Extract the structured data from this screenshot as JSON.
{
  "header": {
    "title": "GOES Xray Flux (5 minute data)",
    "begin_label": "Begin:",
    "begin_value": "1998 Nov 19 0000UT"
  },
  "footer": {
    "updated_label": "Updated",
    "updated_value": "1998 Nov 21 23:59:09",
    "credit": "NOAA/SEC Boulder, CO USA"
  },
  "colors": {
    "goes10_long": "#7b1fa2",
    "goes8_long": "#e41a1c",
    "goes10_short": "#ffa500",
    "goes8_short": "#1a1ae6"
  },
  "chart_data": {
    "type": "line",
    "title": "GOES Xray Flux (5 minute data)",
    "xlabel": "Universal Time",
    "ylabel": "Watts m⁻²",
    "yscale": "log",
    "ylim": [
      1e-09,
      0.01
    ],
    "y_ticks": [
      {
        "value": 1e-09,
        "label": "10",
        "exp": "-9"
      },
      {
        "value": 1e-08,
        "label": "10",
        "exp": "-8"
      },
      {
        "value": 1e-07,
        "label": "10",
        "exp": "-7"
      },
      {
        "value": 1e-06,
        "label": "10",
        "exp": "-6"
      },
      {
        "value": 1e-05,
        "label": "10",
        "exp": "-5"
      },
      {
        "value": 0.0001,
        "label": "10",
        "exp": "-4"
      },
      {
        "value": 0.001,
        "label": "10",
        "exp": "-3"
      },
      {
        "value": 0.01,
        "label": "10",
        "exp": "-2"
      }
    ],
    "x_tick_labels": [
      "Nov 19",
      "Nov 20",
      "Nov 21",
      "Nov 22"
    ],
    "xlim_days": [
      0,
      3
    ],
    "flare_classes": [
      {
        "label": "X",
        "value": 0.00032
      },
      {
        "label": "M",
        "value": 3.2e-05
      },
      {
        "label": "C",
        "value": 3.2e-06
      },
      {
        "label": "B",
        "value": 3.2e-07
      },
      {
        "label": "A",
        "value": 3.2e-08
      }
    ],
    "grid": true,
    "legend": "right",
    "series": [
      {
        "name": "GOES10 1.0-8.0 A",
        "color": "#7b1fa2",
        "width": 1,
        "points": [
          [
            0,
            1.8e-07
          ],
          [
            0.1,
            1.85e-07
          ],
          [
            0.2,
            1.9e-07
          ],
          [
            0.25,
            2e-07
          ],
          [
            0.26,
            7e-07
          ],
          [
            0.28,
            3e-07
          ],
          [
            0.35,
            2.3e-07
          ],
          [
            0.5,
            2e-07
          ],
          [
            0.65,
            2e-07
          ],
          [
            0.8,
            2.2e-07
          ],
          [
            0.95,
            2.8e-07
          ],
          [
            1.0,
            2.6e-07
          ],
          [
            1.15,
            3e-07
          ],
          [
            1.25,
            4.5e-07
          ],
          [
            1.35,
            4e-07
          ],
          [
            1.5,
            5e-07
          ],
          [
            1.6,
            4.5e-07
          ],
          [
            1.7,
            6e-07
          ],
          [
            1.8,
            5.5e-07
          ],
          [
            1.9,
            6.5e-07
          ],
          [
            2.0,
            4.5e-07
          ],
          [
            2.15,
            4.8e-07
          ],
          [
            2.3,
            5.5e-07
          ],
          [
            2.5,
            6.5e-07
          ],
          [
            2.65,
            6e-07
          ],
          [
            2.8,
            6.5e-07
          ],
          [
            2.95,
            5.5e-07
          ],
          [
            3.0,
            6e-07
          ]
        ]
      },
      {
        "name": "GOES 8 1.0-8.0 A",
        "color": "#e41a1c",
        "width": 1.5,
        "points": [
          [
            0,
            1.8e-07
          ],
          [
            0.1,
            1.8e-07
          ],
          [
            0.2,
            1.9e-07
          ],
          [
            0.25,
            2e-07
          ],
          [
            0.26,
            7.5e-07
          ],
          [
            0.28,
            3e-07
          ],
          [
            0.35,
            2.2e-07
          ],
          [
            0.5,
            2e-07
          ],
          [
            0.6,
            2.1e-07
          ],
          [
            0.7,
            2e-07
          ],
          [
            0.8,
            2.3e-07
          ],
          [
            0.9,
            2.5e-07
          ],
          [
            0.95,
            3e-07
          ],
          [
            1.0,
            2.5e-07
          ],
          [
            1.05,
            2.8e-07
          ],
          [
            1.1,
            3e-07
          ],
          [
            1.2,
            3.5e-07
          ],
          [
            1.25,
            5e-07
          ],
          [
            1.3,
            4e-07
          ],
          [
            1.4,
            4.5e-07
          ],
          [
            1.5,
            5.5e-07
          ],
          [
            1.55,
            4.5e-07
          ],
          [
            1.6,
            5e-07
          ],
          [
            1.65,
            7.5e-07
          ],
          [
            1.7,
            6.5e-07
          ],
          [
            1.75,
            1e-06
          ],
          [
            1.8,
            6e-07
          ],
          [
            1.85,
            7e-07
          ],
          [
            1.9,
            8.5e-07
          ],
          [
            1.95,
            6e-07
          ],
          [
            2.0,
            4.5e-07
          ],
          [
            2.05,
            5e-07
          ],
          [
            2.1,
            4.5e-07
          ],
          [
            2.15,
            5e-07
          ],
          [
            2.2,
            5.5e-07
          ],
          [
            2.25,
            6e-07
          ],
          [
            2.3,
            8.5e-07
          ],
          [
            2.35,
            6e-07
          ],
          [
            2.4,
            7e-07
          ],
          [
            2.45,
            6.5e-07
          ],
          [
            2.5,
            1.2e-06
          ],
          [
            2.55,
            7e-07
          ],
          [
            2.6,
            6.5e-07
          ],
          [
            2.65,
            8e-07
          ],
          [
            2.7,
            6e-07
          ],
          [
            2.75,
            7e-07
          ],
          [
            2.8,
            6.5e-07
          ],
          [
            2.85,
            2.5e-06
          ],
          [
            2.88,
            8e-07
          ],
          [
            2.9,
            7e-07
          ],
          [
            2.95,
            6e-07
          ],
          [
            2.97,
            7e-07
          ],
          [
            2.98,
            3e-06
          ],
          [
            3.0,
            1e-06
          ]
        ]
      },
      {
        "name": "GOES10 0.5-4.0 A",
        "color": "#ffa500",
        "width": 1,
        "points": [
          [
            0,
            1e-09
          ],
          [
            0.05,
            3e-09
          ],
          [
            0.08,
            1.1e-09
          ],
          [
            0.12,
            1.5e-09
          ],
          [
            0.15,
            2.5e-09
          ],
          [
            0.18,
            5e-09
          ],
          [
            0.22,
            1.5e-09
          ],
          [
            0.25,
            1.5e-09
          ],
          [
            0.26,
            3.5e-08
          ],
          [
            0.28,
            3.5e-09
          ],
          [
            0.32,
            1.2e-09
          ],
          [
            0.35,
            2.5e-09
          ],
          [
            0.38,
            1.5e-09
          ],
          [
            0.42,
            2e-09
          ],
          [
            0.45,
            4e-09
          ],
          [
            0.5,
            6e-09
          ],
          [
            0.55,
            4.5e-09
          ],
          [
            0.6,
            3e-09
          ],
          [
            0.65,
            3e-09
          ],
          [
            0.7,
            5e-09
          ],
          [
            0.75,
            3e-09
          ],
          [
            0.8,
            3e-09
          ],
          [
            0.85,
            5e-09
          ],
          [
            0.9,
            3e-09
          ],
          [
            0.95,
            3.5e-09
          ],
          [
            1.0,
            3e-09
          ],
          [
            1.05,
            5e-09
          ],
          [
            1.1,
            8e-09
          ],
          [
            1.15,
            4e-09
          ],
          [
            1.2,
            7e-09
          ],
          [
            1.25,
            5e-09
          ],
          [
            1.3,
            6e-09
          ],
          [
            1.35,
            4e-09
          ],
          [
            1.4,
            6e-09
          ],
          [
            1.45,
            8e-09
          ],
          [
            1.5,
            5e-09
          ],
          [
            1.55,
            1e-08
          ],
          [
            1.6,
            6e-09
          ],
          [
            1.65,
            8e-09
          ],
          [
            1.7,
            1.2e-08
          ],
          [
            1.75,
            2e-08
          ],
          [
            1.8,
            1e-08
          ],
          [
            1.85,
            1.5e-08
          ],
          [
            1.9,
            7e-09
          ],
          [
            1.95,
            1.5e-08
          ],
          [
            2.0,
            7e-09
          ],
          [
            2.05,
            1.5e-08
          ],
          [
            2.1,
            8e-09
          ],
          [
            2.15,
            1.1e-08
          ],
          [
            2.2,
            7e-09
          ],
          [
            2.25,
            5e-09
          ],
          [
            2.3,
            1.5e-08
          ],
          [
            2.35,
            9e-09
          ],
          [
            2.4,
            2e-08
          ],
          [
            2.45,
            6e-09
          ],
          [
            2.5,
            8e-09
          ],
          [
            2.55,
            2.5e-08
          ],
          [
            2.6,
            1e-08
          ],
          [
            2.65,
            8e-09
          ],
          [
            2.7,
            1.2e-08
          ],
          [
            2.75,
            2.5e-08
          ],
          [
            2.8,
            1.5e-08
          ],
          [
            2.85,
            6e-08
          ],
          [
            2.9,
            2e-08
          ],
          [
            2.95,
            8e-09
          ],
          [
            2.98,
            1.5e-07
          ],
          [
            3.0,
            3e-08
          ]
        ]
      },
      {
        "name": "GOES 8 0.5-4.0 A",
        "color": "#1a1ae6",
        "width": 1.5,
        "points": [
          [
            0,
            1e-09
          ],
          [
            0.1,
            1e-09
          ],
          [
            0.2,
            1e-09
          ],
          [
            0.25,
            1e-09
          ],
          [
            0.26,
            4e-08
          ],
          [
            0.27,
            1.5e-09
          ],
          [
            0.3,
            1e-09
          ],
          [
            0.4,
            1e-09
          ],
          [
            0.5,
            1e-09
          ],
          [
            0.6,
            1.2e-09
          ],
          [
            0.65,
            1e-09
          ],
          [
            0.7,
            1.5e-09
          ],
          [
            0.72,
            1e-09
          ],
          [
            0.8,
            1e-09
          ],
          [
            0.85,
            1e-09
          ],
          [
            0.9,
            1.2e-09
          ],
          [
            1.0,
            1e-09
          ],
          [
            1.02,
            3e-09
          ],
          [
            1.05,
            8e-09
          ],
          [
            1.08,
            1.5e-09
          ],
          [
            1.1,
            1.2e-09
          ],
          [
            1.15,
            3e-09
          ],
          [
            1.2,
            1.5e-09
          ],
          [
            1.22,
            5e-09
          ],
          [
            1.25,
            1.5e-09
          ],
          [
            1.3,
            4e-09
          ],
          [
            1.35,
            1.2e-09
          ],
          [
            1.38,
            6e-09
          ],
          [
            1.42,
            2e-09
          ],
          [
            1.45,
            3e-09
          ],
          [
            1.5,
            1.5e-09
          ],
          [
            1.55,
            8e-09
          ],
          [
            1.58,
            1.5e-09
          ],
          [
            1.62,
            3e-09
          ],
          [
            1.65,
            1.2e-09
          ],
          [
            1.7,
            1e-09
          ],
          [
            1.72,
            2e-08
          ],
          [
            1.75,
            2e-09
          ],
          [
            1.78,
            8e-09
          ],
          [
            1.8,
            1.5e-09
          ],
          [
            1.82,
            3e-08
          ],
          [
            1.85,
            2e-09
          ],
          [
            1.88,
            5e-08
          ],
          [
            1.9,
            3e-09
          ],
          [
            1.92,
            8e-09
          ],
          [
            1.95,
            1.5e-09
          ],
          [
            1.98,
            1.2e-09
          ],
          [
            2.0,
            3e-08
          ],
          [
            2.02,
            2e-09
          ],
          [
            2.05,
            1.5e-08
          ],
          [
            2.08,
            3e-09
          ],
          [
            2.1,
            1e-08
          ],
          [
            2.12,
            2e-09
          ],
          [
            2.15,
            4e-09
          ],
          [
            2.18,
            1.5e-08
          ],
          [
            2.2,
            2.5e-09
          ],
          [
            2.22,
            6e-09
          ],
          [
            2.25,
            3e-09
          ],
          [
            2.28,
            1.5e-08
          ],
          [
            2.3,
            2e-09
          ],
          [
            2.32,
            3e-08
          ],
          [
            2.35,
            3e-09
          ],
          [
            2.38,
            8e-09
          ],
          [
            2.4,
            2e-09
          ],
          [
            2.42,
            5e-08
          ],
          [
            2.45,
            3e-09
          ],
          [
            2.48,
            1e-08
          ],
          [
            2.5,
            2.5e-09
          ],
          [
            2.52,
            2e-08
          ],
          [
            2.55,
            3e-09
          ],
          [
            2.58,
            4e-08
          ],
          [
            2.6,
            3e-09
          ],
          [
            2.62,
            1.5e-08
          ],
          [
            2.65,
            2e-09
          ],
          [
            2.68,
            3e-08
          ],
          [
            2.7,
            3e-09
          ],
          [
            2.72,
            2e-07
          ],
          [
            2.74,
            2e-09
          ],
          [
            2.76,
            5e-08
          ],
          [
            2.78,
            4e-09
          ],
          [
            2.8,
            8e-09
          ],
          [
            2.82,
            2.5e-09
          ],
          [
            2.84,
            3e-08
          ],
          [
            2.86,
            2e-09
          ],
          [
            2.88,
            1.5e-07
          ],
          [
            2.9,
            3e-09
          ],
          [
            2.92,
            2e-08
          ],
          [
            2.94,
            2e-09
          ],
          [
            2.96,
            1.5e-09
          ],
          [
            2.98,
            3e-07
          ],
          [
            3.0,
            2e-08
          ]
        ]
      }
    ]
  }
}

> Task statement: Report only the number of lines that hold the string "name" in this listing.

> Response to the task: 4